(Extracted records)

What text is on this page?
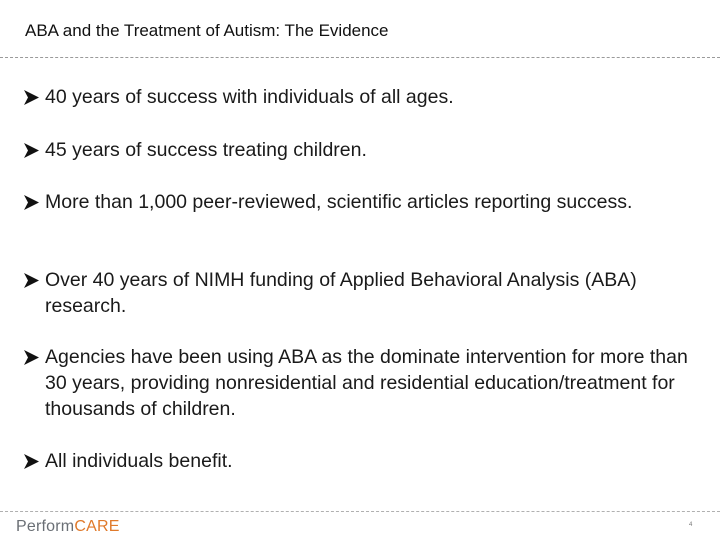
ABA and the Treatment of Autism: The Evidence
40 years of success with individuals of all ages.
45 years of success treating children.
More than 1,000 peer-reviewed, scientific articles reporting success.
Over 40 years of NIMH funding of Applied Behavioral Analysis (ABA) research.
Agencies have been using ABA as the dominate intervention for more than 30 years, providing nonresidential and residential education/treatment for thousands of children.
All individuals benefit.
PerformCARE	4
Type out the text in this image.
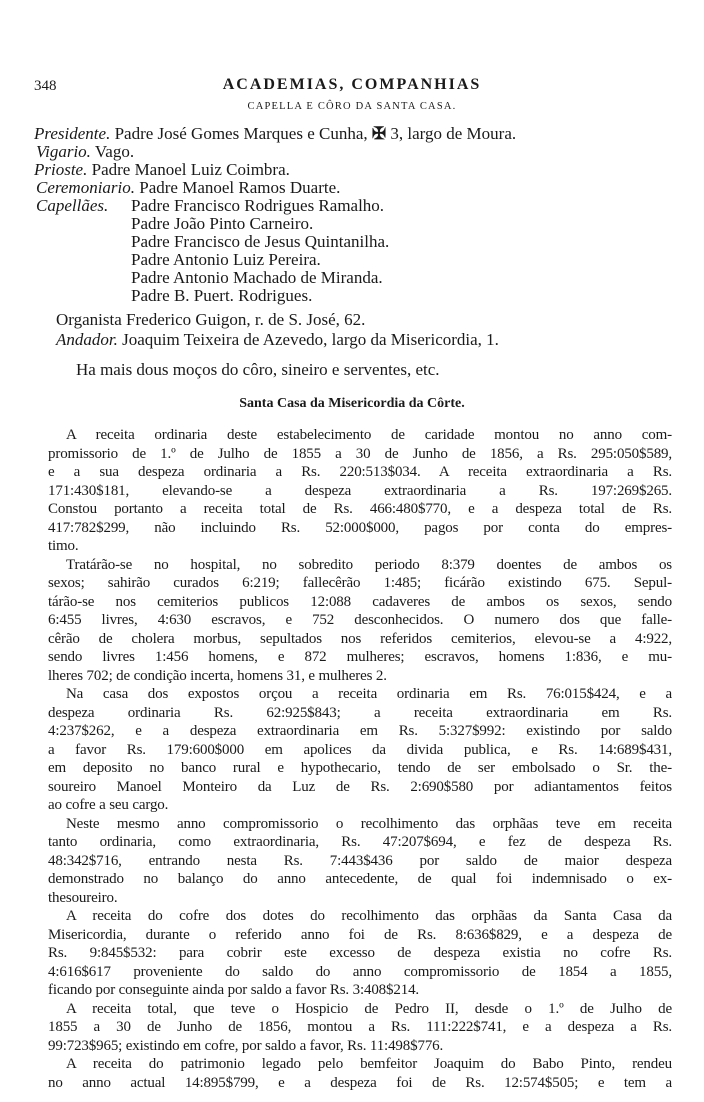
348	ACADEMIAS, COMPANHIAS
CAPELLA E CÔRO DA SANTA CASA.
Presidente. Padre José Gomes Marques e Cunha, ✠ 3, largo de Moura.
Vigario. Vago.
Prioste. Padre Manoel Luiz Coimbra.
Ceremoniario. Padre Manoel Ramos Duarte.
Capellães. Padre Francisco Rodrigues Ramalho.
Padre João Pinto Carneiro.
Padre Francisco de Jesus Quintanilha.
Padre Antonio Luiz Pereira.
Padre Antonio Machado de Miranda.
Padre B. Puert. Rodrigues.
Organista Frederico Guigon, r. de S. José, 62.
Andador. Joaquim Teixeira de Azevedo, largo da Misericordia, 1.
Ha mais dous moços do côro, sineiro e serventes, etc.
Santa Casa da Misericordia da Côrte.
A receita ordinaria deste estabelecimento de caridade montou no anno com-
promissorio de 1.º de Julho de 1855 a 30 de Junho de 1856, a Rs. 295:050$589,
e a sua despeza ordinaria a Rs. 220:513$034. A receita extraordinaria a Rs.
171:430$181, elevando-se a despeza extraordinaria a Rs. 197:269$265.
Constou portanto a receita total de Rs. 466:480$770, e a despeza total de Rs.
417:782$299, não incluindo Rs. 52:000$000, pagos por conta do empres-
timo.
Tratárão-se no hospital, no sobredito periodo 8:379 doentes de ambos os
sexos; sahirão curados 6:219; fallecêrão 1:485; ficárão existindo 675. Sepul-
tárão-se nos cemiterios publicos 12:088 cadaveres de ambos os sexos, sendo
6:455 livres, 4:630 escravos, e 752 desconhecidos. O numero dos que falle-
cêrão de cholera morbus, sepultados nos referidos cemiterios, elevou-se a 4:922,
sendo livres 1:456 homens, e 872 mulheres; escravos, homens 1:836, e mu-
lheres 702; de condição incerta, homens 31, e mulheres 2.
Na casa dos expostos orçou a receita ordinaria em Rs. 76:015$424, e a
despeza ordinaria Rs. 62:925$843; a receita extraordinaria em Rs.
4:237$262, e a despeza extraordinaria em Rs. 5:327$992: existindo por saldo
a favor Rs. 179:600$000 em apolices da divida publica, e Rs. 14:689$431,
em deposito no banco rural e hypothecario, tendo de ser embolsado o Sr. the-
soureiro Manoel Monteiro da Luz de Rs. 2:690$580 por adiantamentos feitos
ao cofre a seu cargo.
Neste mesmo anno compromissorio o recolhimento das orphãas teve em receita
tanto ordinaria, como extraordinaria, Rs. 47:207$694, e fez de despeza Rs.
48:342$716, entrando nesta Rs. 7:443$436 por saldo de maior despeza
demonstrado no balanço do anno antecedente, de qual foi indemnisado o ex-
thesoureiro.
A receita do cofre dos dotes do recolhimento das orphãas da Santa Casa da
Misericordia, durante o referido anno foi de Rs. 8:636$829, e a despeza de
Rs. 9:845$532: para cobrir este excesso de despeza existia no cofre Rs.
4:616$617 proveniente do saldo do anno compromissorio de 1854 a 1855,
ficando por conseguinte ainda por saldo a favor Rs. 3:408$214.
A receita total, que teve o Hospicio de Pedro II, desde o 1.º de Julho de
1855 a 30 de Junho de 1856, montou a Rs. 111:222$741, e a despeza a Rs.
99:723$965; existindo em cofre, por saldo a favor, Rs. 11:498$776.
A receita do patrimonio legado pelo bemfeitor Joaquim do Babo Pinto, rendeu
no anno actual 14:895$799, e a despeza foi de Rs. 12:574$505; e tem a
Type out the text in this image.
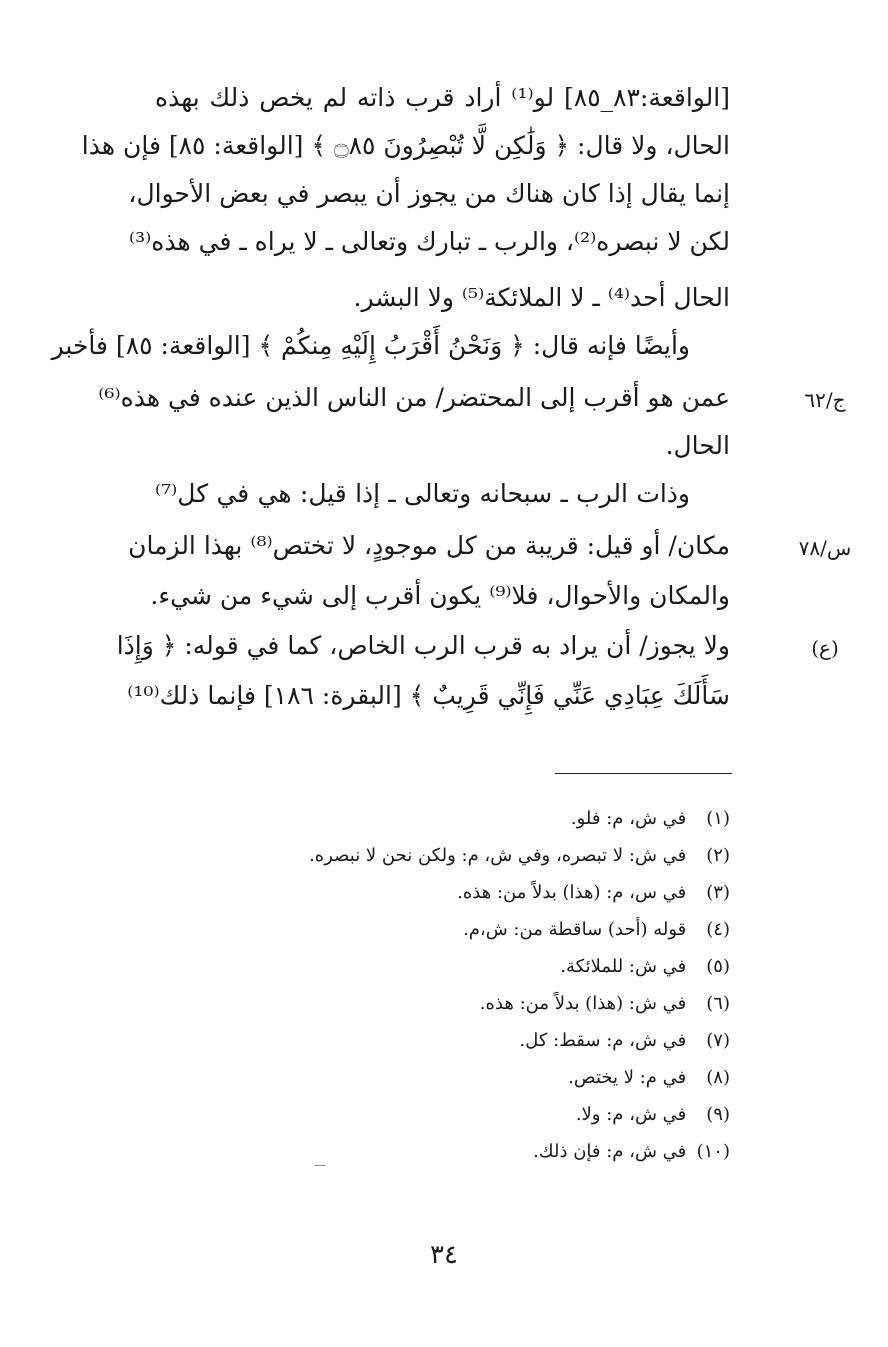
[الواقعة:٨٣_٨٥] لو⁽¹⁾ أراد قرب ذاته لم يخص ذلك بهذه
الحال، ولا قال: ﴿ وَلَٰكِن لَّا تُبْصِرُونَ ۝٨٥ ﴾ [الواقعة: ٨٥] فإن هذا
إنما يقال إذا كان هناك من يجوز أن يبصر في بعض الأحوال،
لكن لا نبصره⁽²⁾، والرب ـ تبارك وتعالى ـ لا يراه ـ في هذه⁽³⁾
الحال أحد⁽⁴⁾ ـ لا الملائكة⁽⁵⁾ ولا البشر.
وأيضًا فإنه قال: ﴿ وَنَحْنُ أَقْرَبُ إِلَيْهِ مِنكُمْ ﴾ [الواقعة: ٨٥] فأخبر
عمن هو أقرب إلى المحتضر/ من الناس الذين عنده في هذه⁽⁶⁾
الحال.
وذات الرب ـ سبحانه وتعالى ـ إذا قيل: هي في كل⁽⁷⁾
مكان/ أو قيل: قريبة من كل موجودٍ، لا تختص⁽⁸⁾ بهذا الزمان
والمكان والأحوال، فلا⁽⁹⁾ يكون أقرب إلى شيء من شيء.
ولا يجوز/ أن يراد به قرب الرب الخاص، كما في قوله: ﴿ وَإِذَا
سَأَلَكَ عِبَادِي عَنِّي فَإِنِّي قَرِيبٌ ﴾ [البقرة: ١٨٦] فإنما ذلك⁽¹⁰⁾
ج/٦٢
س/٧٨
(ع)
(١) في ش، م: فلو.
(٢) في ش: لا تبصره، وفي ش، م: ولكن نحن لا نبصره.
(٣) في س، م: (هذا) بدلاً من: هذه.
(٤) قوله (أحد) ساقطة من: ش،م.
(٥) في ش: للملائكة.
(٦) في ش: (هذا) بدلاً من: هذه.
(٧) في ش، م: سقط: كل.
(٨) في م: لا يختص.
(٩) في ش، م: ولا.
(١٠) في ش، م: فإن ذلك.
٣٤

**WHAT IS NEEDED:** Search the records for the string "Junho" and return every line in which it occurs.

**THE RESPONSE:**
promissorio de 1.º de Julho de 1855 a 30 de Junho de 1856, a Rs. 295:050$589,
1855 a 30 de Junho de 1856, montou a Rs. 111:222$741, e a despeza a Rs.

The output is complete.